Reproduce the records below verbatim, omitting the pictures.

[begin INFORMATION SUPPLIED]

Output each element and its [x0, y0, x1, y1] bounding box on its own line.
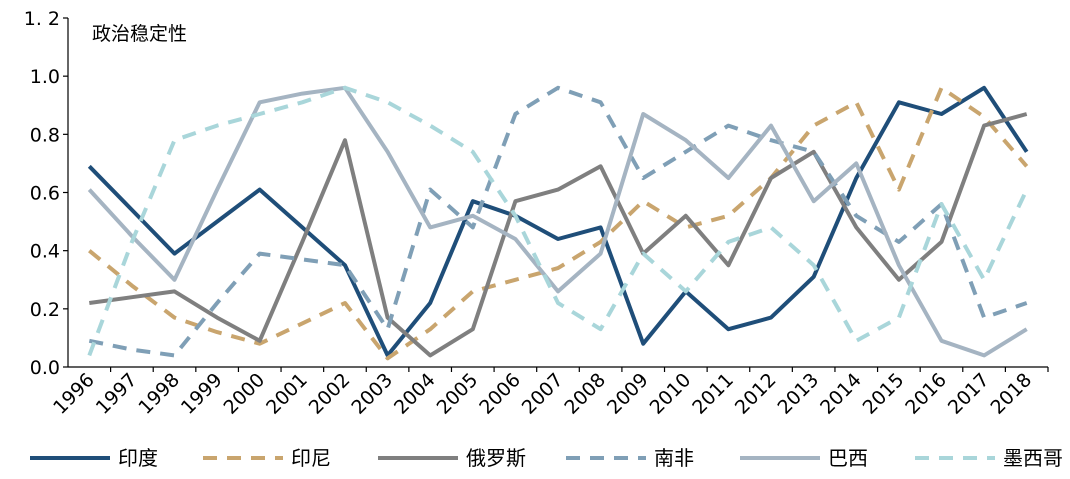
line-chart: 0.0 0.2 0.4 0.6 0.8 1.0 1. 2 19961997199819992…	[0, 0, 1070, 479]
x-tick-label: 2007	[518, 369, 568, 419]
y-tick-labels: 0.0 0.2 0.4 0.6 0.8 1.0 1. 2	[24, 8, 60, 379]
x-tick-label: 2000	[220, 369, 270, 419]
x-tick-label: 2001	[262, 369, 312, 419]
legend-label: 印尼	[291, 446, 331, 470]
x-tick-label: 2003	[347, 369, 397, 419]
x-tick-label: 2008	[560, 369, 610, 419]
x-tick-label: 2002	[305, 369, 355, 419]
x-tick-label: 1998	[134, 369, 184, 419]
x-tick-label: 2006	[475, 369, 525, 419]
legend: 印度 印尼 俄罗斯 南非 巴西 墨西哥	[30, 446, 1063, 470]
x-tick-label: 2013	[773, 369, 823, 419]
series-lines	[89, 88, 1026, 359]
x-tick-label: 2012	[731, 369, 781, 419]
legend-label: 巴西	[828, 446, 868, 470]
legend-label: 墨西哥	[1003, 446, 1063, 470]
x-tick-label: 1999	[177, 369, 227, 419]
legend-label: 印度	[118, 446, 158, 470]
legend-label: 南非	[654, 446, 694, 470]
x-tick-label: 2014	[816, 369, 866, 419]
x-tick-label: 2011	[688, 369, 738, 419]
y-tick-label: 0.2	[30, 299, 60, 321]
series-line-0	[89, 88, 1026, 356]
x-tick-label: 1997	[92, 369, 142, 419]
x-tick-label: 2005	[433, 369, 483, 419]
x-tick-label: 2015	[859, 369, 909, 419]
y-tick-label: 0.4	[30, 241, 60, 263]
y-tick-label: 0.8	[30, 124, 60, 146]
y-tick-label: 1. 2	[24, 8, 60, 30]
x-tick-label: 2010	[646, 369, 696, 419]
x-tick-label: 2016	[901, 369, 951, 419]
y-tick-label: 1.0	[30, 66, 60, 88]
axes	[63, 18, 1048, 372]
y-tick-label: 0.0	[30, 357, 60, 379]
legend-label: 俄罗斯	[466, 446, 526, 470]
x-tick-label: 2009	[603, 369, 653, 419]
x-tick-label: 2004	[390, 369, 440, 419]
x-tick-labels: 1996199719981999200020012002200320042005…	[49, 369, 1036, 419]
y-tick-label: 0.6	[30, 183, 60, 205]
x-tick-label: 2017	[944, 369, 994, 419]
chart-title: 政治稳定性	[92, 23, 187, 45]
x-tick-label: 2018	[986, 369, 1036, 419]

[end INFORMATION SUPPLIED]

● RESPONSE
Output each element and its [x0, y0, x1, y1] bounding box on its own line.
line-chart: 0.0 0.2 0.4 0.6 0.8 1.0 1. 2 19961997199819992…	[0, 0, 1070, 479]
x-tick-label: 2007	[518, 369, 568, 419]
y-tick-labels: 0.0 0.2 0.4 0.6 0.8 1.0 1. 2	[24, 8, 60, 379]
x-tick-label: 2000	[220, 369, 270, 419]
x-tick-label: 2001	[262, 369, 312, 419]
legend-label: 印尼	[291, 446, 331, 470]
x-tick-label: 2003	[347, 369, 397, 419]
x-tick-label: 2008	[560, 369, 610, 419]
x-tick-label: 2002	[305, 369, 355, 419]
x-tick-label: 1998	[134, 369, 184, 419]
x-tick-label: 2006	[475, 369, 525, 419]
legend: 印度 印尼 俄罗斯 南非 巴西 墨西哥	[30, 446, 1063, 470]
x-tick-label: 2013	[773, 369, 823, 419]
series-lines	[89, 88, 1026, 359]
x-tick-label: 2012	[731, 369, 781, 419]
legend-label: 巴西	[828, 446, 868, 470]
legend-label: 墨西哥	[1003, 446, 1063, 470]
x-tick-label: 1999	[177, 369, 227, 419]
legend-label: 印度	[118, 446, 158, 470]
legend-label: 南非	[654, 446, 694, 470]
x-tick-label: 2014	[816, 369, 866, 419]
x-tick-label: 2011	[688, 369, 738, 419]
y-tick-label: 0.2	[30, 299, 60, 321]
series-line-0	[89, 88, 1026, 356]
x-tick-label: 1997	[92, 369, 142, 419]
x-tick-label: 2005	[433, 369, 483, 419]
x-tick-label: 2015	[859, 369, 909, 419]
y-tick-label: 0.4	[30, 241, 60, 263]
y-tick-label: 0.8	[30, 124, 60, 146]
y-tick-label: 1. 2	[24, 8, 60, 30]
x-tick-label: 2010	[646, 369, 696, 419]
x-tick-label: 2016	[901, 369, 951, 419]
y-tick-label: 1.0	[30, 66, 60, 88]
axes	[63, 18, 1048, 372]
y-tick-label: 0.0	[30, 357, 60, 379]
legend-label: 俄罗斯	[466, 446, 526, 470]
x-tick-label: 2009	[603, 369, 653, 419]
x-tick-label: 2004	[390, 369, 440, 419]
x-tick-labels: 1996199719981999200020012002200320042005…	[49, 369, 1036, 419]
y-tick-label: 0.6	[30, 183, 60, 205]
x-tick-label: 2017	[944, 369, 994, 419]
chart-title: 政治稳定性	[92, 23, 187, 45]
x-tick-label: 2018	[986, 369, 1036, 419]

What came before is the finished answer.